Written instruction: Restate the records that follow word for word; no pictures should appear.

Dataset entries:
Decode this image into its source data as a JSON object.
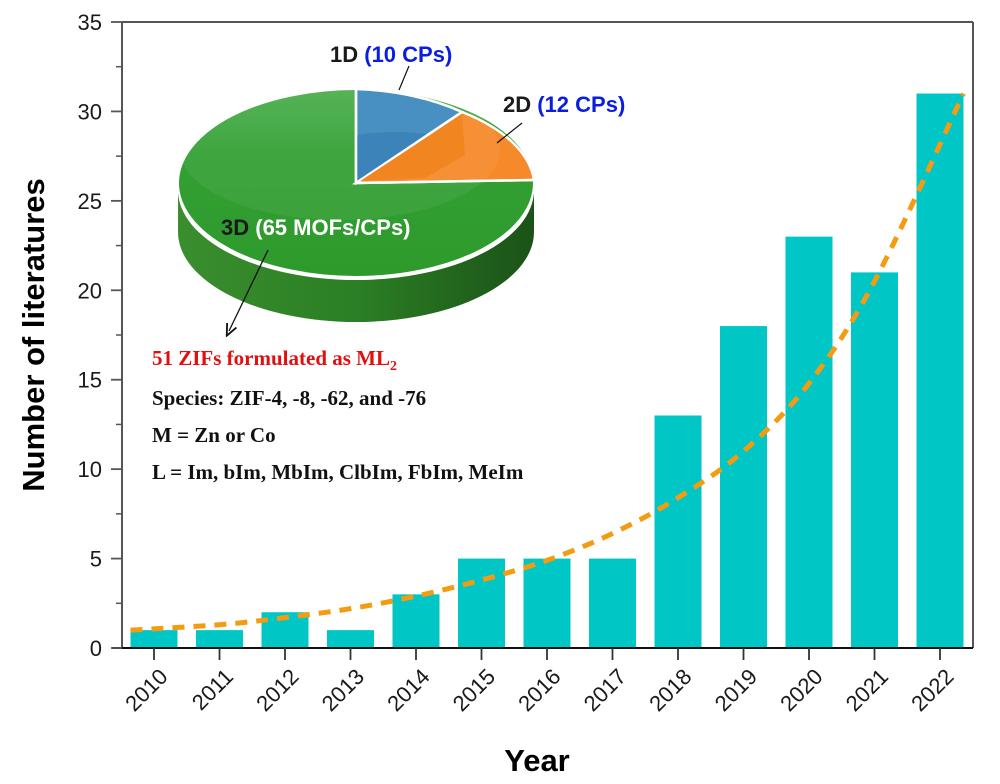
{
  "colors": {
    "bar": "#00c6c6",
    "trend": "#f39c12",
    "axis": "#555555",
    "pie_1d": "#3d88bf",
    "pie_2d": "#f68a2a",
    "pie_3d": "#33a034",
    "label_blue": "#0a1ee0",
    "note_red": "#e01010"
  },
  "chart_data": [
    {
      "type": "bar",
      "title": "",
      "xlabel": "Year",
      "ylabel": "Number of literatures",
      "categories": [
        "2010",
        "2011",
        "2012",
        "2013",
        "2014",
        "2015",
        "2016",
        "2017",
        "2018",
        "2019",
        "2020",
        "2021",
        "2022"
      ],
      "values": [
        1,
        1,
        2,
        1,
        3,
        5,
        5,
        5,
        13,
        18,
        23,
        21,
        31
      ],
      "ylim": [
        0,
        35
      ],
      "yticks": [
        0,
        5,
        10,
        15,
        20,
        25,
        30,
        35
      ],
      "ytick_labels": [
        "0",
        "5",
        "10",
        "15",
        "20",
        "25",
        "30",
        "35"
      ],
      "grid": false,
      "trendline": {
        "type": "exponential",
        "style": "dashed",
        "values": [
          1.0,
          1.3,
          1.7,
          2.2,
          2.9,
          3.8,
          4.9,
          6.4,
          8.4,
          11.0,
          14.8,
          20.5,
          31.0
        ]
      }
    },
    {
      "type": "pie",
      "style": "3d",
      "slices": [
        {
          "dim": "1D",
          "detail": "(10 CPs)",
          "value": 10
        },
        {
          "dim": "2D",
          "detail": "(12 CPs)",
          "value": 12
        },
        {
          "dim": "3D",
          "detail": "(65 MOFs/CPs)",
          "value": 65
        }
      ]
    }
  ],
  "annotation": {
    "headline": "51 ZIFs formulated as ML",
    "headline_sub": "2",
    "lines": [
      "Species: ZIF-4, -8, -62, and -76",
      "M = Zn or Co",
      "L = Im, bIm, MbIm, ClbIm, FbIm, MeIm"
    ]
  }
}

Full response:
Decode this image into its source data as a JSON object.
{
  "colors": {
    "bar": "#00c6c6",
    "trend": "#f39c12",
    "axis": "#555555",
    "pie_1d": "#3d88bf",
    "pie_2d": "#f68a2a",
    "pie_3d": "#33a034",
    "label_blue": "#0a1ee0",
    "note_red": "#e01010"
  },
  "chart_data": [
    {
      "type": "bar",
      "title": "",
      "xlabel": "Year",
      "ylabel": "Number of literatures",
      "categories": [
        "2010",
        "2011",
        "2012",
        "2013",
        "2014",
        "2015",
        "2016",
        "2017",
        "2018",
        "2019",
        "2020",
        "2021",
        "2022"
      ],
      "values": [
        1,
        1,
        2,
        1,
        3,
        5,
        5,
        5,
        13,
        18,
        23,
        21,
        31
      ],
      "ylim": [
        0,
        35
      ],
      "yticks": [
        0,
        5,
        10,
        15,
        20,
        25,
        30,
        35
      ],
      "ytick_labels": [
        "0",
        "5",
        "10",
        "15",
        "20",
        "25",
        "30",
        "35"
      ],
      "grid": false,
      "trendline": {
        "type": "exponential",
        "style": "dashed",
        "values": [
          1.0,
          1.3,
          1.7,
          2.2,
          2.9,
          3.8,
          4.9,
          6.4,
          8.4,
          11.0,
          14.8,
          20.5,
          31.0
        ]
      }
    },
    {
      "type": "pie",
      "style": "3d",
      "slices": [
        {
          "dim": "1D",
          "detail": "(10 CPs)",
          "value": 10
        },
        {
          "dim": "2D",
          "detail": "(12 CPs)",
          "value": 12
        },
        {
          "dim": "3D",
          "detail": "(65 MOFs/CPs)",
          "value": 65
        }
      ]
    }
  ],
  "annotation": {
    "headline": "51 ZIFs formulated as ML",
    "headline_sub": "2",
    "lines": [
      "Species: ZIF-4, -8, -62, and -76",
      "M = Zn or Co",
      "L = Im, bIm, MbIm, ClbIm, FbIm, MeIm"
    ]
  }
}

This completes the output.